- Exercise directions:
Reply with only the number of lines that contain the string "изложить".

- Entries:
------------------------------------------------------------

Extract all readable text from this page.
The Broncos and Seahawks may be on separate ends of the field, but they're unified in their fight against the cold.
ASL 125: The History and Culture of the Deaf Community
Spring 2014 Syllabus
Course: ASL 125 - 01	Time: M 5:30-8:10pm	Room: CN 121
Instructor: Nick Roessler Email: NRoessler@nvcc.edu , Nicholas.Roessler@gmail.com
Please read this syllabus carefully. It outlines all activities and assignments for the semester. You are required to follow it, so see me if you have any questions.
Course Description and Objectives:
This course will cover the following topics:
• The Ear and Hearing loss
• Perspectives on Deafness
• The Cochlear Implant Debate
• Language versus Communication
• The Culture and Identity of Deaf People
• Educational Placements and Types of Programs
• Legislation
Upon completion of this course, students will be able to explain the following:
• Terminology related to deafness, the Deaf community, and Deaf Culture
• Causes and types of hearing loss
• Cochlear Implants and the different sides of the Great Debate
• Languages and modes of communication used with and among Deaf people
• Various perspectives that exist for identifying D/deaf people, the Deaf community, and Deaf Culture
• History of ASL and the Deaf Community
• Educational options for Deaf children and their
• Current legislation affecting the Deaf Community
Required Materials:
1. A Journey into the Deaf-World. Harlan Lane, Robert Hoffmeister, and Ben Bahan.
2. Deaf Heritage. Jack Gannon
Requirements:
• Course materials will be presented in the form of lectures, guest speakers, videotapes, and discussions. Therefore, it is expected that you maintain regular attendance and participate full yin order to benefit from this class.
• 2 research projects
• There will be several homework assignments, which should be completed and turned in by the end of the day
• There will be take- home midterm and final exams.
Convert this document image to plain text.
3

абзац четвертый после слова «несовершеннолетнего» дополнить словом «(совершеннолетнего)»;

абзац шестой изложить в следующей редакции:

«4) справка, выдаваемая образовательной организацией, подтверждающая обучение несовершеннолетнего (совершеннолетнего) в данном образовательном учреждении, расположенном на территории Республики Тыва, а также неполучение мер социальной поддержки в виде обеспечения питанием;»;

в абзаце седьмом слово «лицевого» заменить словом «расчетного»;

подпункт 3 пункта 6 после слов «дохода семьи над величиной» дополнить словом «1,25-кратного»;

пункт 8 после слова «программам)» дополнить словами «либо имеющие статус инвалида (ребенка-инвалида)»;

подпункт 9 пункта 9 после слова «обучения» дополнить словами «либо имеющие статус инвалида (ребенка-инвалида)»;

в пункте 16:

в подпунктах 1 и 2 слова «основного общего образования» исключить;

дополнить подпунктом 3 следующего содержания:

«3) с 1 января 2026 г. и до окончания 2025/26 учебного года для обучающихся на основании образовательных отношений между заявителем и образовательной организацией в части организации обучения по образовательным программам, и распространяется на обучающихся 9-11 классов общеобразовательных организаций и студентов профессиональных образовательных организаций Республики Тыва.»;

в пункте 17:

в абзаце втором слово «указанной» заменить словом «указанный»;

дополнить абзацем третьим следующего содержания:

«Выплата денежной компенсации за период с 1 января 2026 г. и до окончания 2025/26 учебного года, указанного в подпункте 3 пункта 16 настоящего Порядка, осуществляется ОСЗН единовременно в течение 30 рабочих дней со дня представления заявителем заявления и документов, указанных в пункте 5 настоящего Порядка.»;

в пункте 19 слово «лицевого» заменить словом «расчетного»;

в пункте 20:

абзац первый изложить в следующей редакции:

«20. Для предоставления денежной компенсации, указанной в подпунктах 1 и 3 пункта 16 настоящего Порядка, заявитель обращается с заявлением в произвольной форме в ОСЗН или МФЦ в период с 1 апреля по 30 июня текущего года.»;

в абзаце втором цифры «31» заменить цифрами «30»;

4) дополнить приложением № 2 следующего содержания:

------------------------------------------------------------

- Exercise response:
2